▶ _REQUIRED WORK_: Will you output all of the data below exactly, omitting the images?

(Extracted records)
*-*-*

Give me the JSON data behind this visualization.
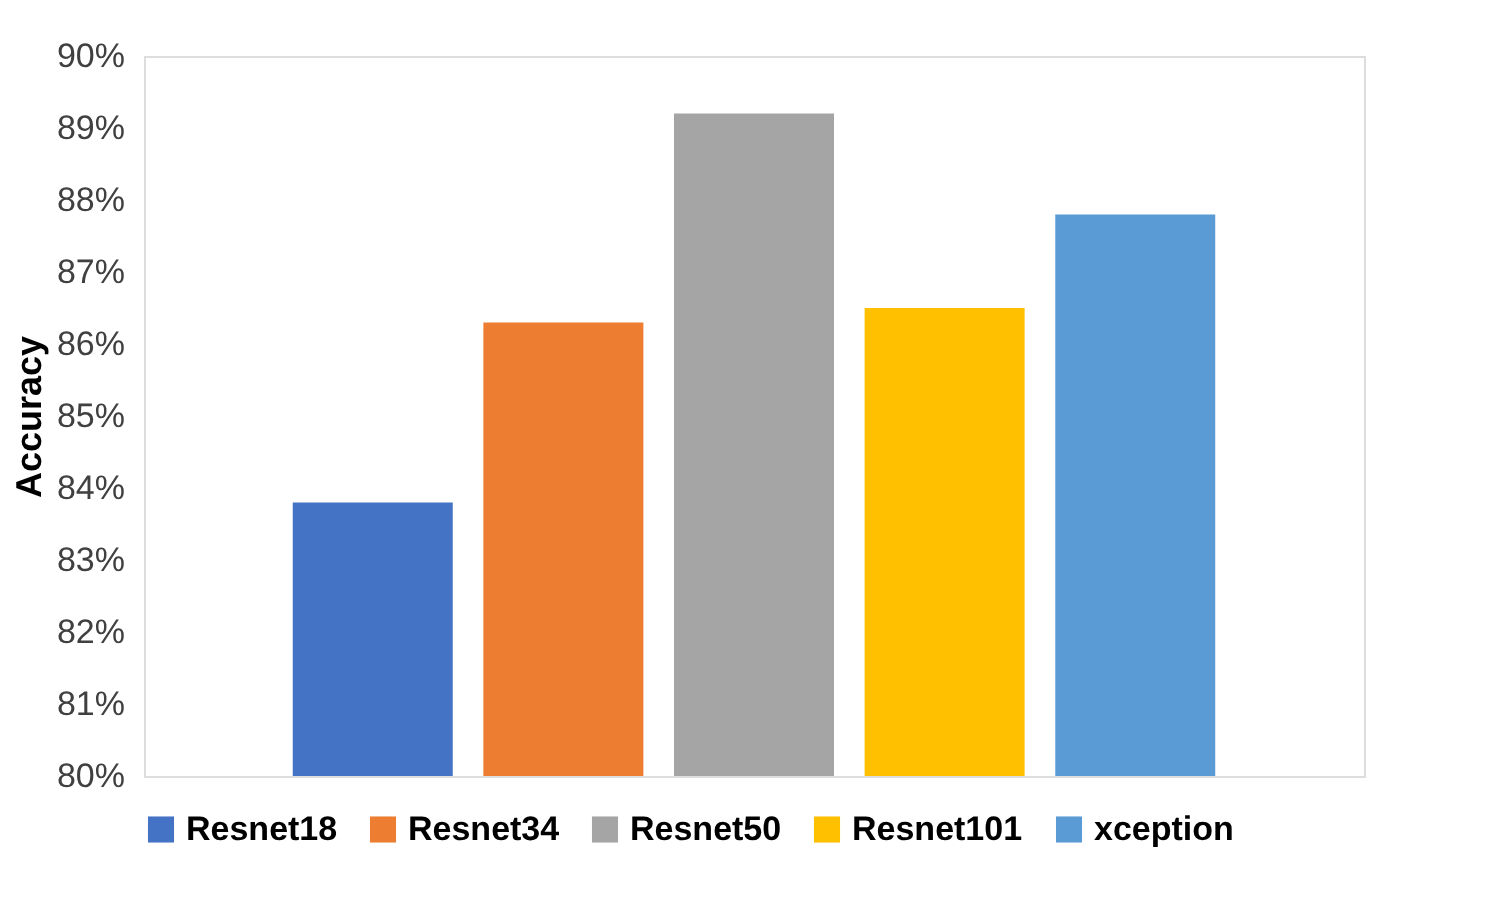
{
  "chart_data": {
    "type": "bar",
    "ylabel": "Accuracy",
    "categories": [
      null
    ],
    "series": [
      {
        "name": "Resnet18",
        "color": "#4472c4",
        "values": [
          83.8
        ]
      },
      {
        "name": "Resnet34",
        "color": "#ed7d31",
        "values": [
          86.3
        ]
      },
      {
        "name": "Resnet50",
        "color": "#a5a5a5",
        "values": [
          89.2
        ]
      },
      {
        "name": "Resnet101",
        "color": "#ffc000",
        "values": [
          86.5
        ]
      },
      {
        "name": "xception",
        "color": "#5b9bd5",
        "values": [
          87.8
        ]
      }
    ],
    "ylim": [
      80,
      90
    ],
    "yticks": [
      {
        "value": 80,
        "label": "80%"
      },
      {
        "value": 81,
        "label": "81%"
      },
      {
        "value": 82,
        "label": "82%"
      },
      {
        "value": 83,
        "label": "83%"
      },
      {
        "value": 84,
        "label": "84%"
      },
      {
        "value": 85,
        "label": "85%"
      },
      {
        "value": 86,
        "label": "86%"
      },
      {
        "value": 87,
        "label": "87%"
      },
      {
        "value": 88,
        "label": "88%"
      },
      {
        "value": 89,
        "label": "89%"
      },
      {
        "value": 90,
        "label": "90%"
      }
    ],
    "legend": "bottom",
    "grid": false,
    "tick_labels": "y"
  }
}
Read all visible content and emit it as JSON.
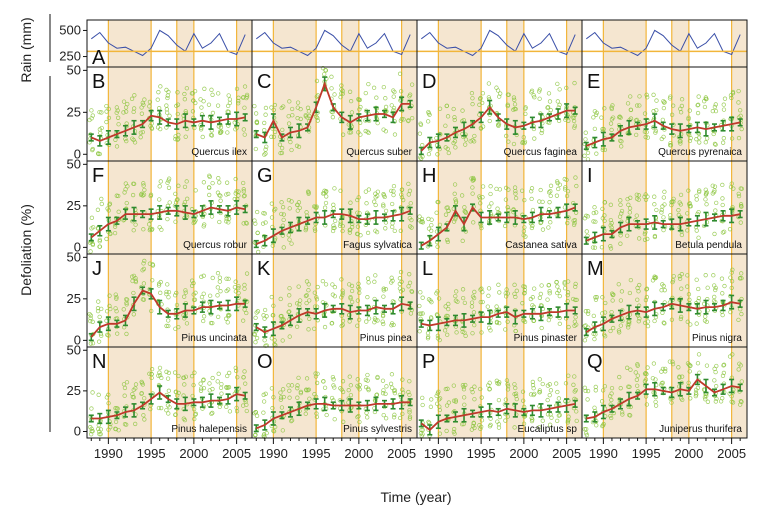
{
  "figure": {
    "ylabel_top": "Rain (mm)",
    "ylabel_main": "Defoliation (%)",
    "xlabel": "Time (year)"
  },
  "chart_data": {
    "type": "line",
    "x_ticks": [
      1990,
      1995,
      2000,
      2005
    ],
    "xlim": [
      1987.5,
      2006.8
    ],
    "rain_yticks": [
      250,
      500
    ],
    "rain_ylim": [
      150,
      600
    ],
    "defol_yticks": [
      0,
      25,
      50
    ],
    "defol_ylim": [
      -4,
      52
    ],
    "years": [
      1988,
      1989,
      1990,
      1991,
      1992,
      1993,
      1994,
      1995,
      1996,
      1997,
      1998,
      1999,
      2000,
      2001,
      2002,
      2003,
      2004,
      2005,
      2006
    ],
    "drought_periods": [
      [
        1990,
        1995
      ],
      [
        1998,
        2000
      ],
      [
        2005,
        2006.8
      ]
    ],
    "colors": {
      "shade": "#f5e6d0",
      "period_line": "#f2b63a",
      "rain_line": "#3a4fa8",
      "rain_low": "#f2b63a",
      "mean_line": "#c0392b",
      "error_bar": "#2e8b2e",
      "dots": "#8cc63f"
    },
    "rain": [
      {
        "label": "A",
        "values": [
          420,
          480,
          380,
          330,
          340,
          300,
          260,
          330,
          500,
          450,
          360,
          300,
          470,
          330,
          380,
          470,
          300,
          270,
          460
        ]
      }
    ],
    "series": [
      {
        "label": "B",
        "name": "Quercus ilex",
        "values": [
          10,
          8,
          10,
          12,
          14,
          16,
          18,
          23,
          22,
          19,
          18,
          20,
          19,
          20,
          19,
          20,
          21,
          21,
          22
        ]
      },
      {
        "label": "C",
        "name": "Quercus suber",
        "values": [
          12,
          10,
          20,
          10,
          13,
          14,
          16,
          28,
          42,
          28,
          22,
          19,
          22,
          23,
          24,
          24,
          22,
          30,
          30
        ]
      },
      {
        "label": "D",
        "name": "Quercus faginea",
        "values": [
          2,
          7,
          8,
          10,
          13,
          15,
          18,
          22,
          28,
          22,
          18,
          16,
          17,
          19,
          20,
          22,
          24,
          26,
          26
        ]
      },
      {
        "label": "E",
        "name": "Quercus pyrenaica",
        "values": [
          5,
          7,
          9,
          10,
          14,
          16,
          17,
          18,
          20,
          17,
          15,
          14,
          15,
          16,
          15,
          16,
          17,
          18,
          19
        ]
      },
      {
        "label": "F",
        "name": "Quercus robur",
        "values": [
          6,
          10,
          14,
          16,
          20,
          20,
          20,
          20,
          21,
          22,
          22,
          21,
          20,
          22,
          24,
          23,
          22,
          24,
          23
        ]
      },
      {
        "label": "G",
        "name": "Fagus sylvatica",
        "values": [
          2,
          4,
          7,
          10,
          12,
          14,
          16,
          18,
          18,
          20,
          20,
          19,
          17,
          17,
          18,
          18,
          19,
          20,
          22
        ]
      },
      {
        "label": "H",
        "name": "Castanea sativa",
        "values": [
          1,
          4,
          8,
          12,
          22,
          14,
          24,
          18,
          18,
          18,
          18,
          18,
          17,
          18,
          20,
          20,
          21,
          22,
          24
        ]
      },
      {
        "label": "I",
        "name": "Betula pendula",
        "values": [
          4,
          6,
          8,
          8,
          12,
          14,
          14,
          14,
          15,
          14,
          14,
          14,
          15,
          16,
          17,
          18,
          19,
          19,
          20
        ]
      },
      {
        "label": "J",
        "name": "Pinus uncinata",
        "values": [
          2,
          8,
          10,
          10,
          12,
          22,
          30,
          28,
          20,
          16,
          16,
          18,
          18,
          20,
          20,
          21,
          21,
          22,
          22
        ]
      },
      {
        "label": "K",
        "name": "Pinus pinea",
        "values": [
          8,
          5,
          7,
          9,
          12,
          15,
          17,
          16,
          18,
          19,
          19,
          17,
          18,
          18,
          20,
          19,
          19,
          22,
          21
        ]
      },
      {
        "label": "L",
        "name": "Pinus pinaster",
        "values": [
          10,
          9,
          10,
          11,
          12,
          12,
          13,
          14,
          14,
          16,
          17,
          14,
          16,
          16,
          16,
          17,
          17,
          18,
          18
        ]
      },
      {
        "label": "M",
        "name": "Pinus nigra",
        "values": [
          5,
          8,
          10,
          13,
          15,
          17,
          18,
          17,
          19,
          20,
          22,
          21,
          20,
          19,
          20,
          20,
          21,
          23,
          22
        ]
      },
      {
        "label": "N",
        "name": "Pinus halepensis",
        "values": [
          8,
          8,
          9,
          10,
          12,
          13,
          16,
          20,
          24,
          20,
          17,
          17,
          18,
          18,
          19,
          19,
          20,
          23,
          22
        ]
      },
      {
        "label": "O",
        "name": "Pinus sylvestris",
        "values": [
          2,
          4,
          8,
          10,
          12,
          14,
          16,
          17,
          17,
          16,
          16,
          16,
          16,
          16,
          17,
          17,
          17,
          18,
          18
        ]
      },
      {
        "label": "P",
        "name": "Eucaliptus sp",
        "values": [
          5,
          1,
          6,
          8,
          9,
          10,
          11,
          12,
          13,
          12,
          14,
          13,
          12,
          13,
          13,
          14,
          15,
          16,
          17
        ]
      },
      {
        "label": "Q",
        "name": "Juniperus thurifera",
        "values": [
          8,
          9,
          12,
          14,
          17,
          20,
          22,
          26,
          26,
          25,
          24,
          26,
          25,
          32,
          28,
          24,
          26,
          28,
          27
        ]
      }
    ]
  }
}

*-*-*

▶ _OUTPUT_:
Give me the JSON data behind this visualization.
{
  "chart_data": {
    "type": "bar",
    "ylabel": "Accuracy",
    "categories": [
      null
    ],
    "series": [
      {
        "name": "Resnet18",
        "color": "#4472c4",
        "values": [
          83.8
        ]
      },
      {
        "name": "Resnet34",
        "color": "#ed7d31",
        "values": [
          86.3
        ]
      },
      {
        "name": "Resnet50",
        "color": "#a5a5a5",
        "values": [
          89.2
        ]
      },
      {
        "name": "Resnet101",
        "color": "#ffc000",
        "values": [
          86.5
        ]
      },
      {
        "name": "xception",
        "color": "#5b9bd5",
        "values": [
          87.8
        ]
      }
    ],
    "ylim": [
      80,
      90
    ],
    "yticks": [
      {
        "value": 80,
        "label": "80%"
      },
      {
        "value": 81,
        "label": "81%"
      },
      {
        "value": 82,
        "label": "82%"
      },
      {
        "value": 83,
        "label": "83%"
      },
      {
        "value": 84,
        "label": "84%"
      },
      {
        "value": 85,
        "label": "85%"
      },
      {
        "value": 86,
        "label": "86%"
      },
      {
        "value": 87,
        "label": "87%"
      },
      {
        "value": 88,
        "label": "88%"
      },
      {
        "value": 89,
        "label": "89%"
      },
      {
        "value": 90,
        "label": "90%"
      }
    ],
    "legend": "bottom",
    "grid": false,
    "tick_labels": "y"
  }
}
Read all visible content and emit it as JSON.
{
  "figure": {
    "ylabel_top": "Rain (mm)",
    "ylabel_main": "Defoliation (%)",
    "xlabel": "Time (year)"
  },
  "chart_data": {
    "type": "line",
    "x_ticks": [
      1990,
      1995,
      2000,
      2005
    ],
    "xlim": [
      1987.5,
      2006.8
    ],
    "rain_yticks": [
      250,
      500
    ],
    "rain_ylim": [
      150,
      600
    ],
    "defol_yticks": [
      0,
      25,
      50
    ],
    "defol_ylim": [
      -4,
      52
    ],
    "years": [
      1988,
      1989,
      1990,
      1991,
      1992,
      1993,
      1994,
      1995,
      1996,
      1997,
      1998,
      1999,
      2000,
      2001,
      2002,
      2003,
      2004,
      2005,
      2006
    ],
    "drought_periods": [
      [
        1990,
        1995
      ],
      [
        1998,
        2000
      ],
      [
        2005,
        2006.8
      ]
    ],
    "colors": {
      "shade": "#f5e6d0",
      "period_line": "#f2b63a",
      "rain_line": "#3a4fa8",
      "rain_low": "#f2b63a",
      "mean_line": "#c0392b",
      "error_bar": "#2e8b2e",
      "dots": "#8cc63f"
    },
    "rain": [
      {
        "label": "A",
        "values": [
          420,
          480,
          380,
          330,
          340,
          300,
          260,
          330,
          500,
          450,
          360,
          300,
          470,
          330,
          380,
          470,
          300,
          270,
          460
        ]
      }
    ],
    "series": [
      {
        "label": "B",
        "name": "Quercus ilex",
        "values": [
          10,
          8,
          10,
          12,
          14,
          16,
          18,
          23,
          22,
          19,
          18,
          20,
          19,
          20,
          19,
          20,
          21,
          21,
          22
        ]
      },
      {
        "label": "C",
        "name": "Quercus suber",
        "values": [
          12,
          10,
          20,
          10,
          13,
          14,
          16,
          28,
          42,
          28,
          22,
          19,
          22,
          23,
          24,
          24,
          22,
          30,
          30
        ]
      },
      {
        "label": "D",
        "name": "Quercus faginea",
        "values": [
          2,
          7,
          8,
          10,
          13,
          15,
          18,
          22,
          28,
          22,
          18,
          16,
          17,
          19,
          20,
          22,
          24,
          26,
          26
        ]
      },
      {
        "label": "E",
        "name": "Quercus pyrenaica",
        "values": [
          5,
          7,
          9,
          10,
          14,
          16,
          17,
          18,
          20,
          17,
          15,
          14,
          15,
          16,
          15,
          16,
          17,
          18,
          19
        ]
      },
      {
        "label": "F",
        "name": "Quercus robur",
        "values": [
          6,
          10,
          14,
          16,
          20,
          20,
          20,
          20,
          21,
          22,
          22,
          21,
          20,
          22,
          24,
          23,
          22,
          24,
          23
        ]
      },
      {
        "label": "G",
        "name": "Fagus sylvatica",
        "values": [
          2,
          4,
          7,
          10,
          12,
          14,
          16,
          18,
          18,
          20,
          20,
          19,
          17,
          17,
          18,
          18,
          19,
          20,
          22
        ]
      },
      {
        "label": "H",
        "name": "Castanea sativa",
        "values": [
          1,
          4,
          8,
          12,
          22,
          14,
          24,
          18,
          18,
          18,
          18,
          18,
          17,
          18,
          20,
          20,
          21,
          22,
          24
        ]
      },
      {
        "label": "I",
        "name": "Betula pendula",
        "values": [
          4,
          6,
          8,
          8,
          12,
          14,
          14,
          14,
          15,
          14,
          14,
          14,
          15,
          16,
          17,
          18,
          19,
          19,
          20
        ]
      },
      {
        "label": "J",
        "name": "Pinus uncinata",
        "values": [
          2,
          8,
          10,
          10,
          12,
          22,
          30,
          28,
          20,
          16,
          16,
          18,
          18,
          20,
          20,
          21,
          21,
          22,
          22
        ]
      },
      {
        "label": "K",
        "name": "Pinus pinea",
        "values": [
          8,
          5,
          7,
          9,
          12,
          15,
          17,
          16,
          18,
          19,
          19,
          17,
          18,
          18,
          20,
          19,
          19,
          22,
          21
        ]
      },
      {
        "label": "L",
        "name": "Pinus pinaster",
        "values": [
          10,
          9,
          10,
          11,
          12,
          12,
          13,
          14,
          14,
          16,
          17,
          14,
          16,
          16,
          16,
          17,
          17,
          18,
          18
        ]
      },
      {
        "label": "M",
        "name": "Pinus nigra",
        "values": [
          5,
          8,
          10,
          13,
          15,
          17,
          18,
          17,
          19,
          20,
          22,
          21,
          20,
          19,
          20,
          20,
          21,
          23,
          22
        ]
      },
      {
        "label": "N",
        "name": "Pinus halepensis",
        "values": [
          8,
          8,
          9,
          10,
          12,
          13,
          16,
          20,
          24,
          20,
          17,
          17,
          18,
          18,
          19,
          19,
          20,
          23,
          22
        ]
      },
      {
        "label": "O",
        "name": "Pinus sylvestris",
        "values": [
          2,
          4,
          8,
          10,
          12,
          14,
          16,
          17,
          17,
          16,
          16,
          16,
          16,
          16,
          17,
          17,
          17,
          18,
          18
        ]
      },
      {
        "label": "P",
        "name": "Eucaliptus sp",
        "values": [
          5,
          1,
          6,
          8,
          9,
          10,
          11,
          12,
          13,
          12,
          14,
          13,
          12,
          13,
          13,
          14,
          15,
          16,
          17
        ]
      },
      {
        "label": "Q",
        "name": "Juniperus thurifera",
        "values": [
          8,
          9,
          12,
          14,
          17,
          20,
          22,
          26,
          26,
          25,
          24,
          26,
          25,
          32,
          28,
          24,
          26,
          28,
          27
        ]
      }
    ]
  }
}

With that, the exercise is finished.